All of the material below is to be retyped exactly.

[start of The input]

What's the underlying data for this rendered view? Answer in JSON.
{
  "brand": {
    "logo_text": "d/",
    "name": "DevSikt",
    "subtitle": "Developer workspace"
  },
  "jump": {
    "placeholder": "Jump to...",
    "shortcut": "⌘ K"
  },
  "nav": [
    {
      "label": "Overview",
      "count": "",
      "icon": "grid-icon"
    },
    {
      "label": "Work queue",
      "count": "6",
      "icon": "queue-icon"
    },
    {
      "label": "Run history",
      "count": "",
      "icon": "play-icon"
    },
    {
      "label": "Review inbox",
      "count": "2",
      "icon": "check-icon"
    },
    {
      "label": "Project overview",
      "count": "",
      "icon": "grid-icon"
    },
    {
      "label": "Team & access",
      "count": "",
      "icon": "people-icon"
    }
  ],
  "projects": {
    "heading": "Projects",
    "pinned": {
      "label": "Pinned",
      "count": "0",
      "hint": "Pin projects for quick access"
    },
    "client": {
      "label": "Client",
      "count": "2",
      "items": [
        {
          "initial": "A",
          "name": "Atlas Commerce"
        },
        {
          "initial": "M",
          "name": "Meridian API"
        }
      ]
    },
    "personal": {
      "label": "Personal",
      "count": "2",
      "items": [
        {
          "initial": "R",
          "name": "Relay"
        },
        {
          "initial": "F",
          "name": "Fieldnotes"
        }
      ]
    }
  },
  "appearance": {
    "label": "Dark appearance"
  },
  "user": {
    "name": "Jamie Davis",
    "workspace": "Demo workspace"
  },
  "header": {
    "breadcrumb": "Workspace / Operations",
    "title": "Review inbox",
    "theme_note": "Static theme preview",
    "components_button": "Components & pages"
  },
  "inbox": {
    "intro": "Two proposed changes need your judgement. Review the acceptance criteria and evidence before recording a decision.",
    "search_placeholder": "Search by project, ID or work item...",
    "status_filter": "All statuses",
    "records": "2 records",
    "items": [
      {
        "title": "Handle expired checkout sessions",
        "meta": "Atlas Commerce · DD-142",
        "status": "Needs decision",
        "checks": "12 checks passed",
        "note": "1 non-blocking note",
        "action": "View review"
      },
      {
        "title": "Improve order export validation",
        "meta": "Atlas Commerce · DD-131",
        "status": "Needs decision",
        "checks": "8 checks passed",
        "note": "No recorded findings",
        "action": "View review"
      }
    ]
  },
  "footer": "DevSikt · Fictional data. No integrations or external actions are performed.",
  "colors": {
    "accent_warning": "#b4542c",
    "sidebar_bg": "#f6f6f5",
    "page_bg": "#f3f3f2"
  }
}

[end of The input]

### Output of the exercise
What's the underlying data for this rendered view? Answer in JSON.
{
  "brand": {
    "logo_text": "d/",
    "name": "DevSikt",
    "subtitle": "Developer workspace"
  },
  "jump": {
    "placeholder": "Jump to...",
    "shortcut": "⌘ K"
  },
  "nav": [
    {
      "label": "Overview",
      "count": "",
      "icon": "grid-icon"
    },
    {
      "label": "Work queue",
      "count": "6",
      "icon": "queue-icon"
    },
    {
      "label": "Run history",
      "count": "",
      "icon": "play-icon"
    },
    {
      "label": "Review inbox",
      "count": "2",
      "icon": "check-icon"
    },
    {
      "label": "Project overview",
      "count": "",
      "icon": "grid-icon"
    },
    {
      "label": "Team & access",
      "count": "",
      "icon": "people-icon"
    }
  ],
  "projects": {
    "heading": "Projects",
    "pinned": {
      "label": "Pinned",
      "count": "0",
      "hint": "Pin projects for quick access"
    },
    "client": {
      "label": "Client",
      "count": "2",
      "items": [
        {
          "initial": "A",
          "name": "Atlas Commerce"
        },
        {
          "initial": "M",
          "name": "Meridian API"
        }
      ]
    },
    "personal": {
      "label": "Personal",
      "count": "2",
      "items": [
        {
          "initial": "R",
          "name": "Relay"
        },
        {
          "initial": "F",
          "name": "Fieldnotes"
        }
      ]
    }
  },
  "appearance": {
    "label": "Dark appearance"
  },
  "user": {
    "name": "Jamie Davis",
    "workspace": "Demo workspace"
  },
  "header": {
    "breadcrumb": "Workspace / Operations",
    "title": "Review inbox",
    "theme_note": "Static theme preview",
    "components_button": "Components & pages"
  },
  "inbox": {
    "intro": "Two proposed changes need your judgement. Review the acceptance criteria and evidence before recording a decision.",
    "search_placeholder": "Search by project, ID or work item...",
    "status_filter": "All statuses",
    "records": "2 records",
    "items": [
      {
        "title": "Handle expired checkout sessions",
        "meta": "Atlas Commerce · DD-142",
        "status": "Needs decision",
        "checks": "12 checks passed",
        "note": "1 non-blocking note",
        "action": "View review"
      },
      {
        "title": "Improve order export validation",
        "meta": "Atlas Commerce · DD-131",
        "status": "Needs decision",
        "checks": "8 checks passed",
        "note": "No recorded findings",
        "action": "View review"
      }
    ]
  },
  "footer": "DevSikt · Fictional data. No integrations or external actions are performed.",
  "colors": {
    "accent_warning": "#b4542c",
    "sidebar_bg": "#f6f6f5",
    "page_bg": "#f3f3f2"
  }
}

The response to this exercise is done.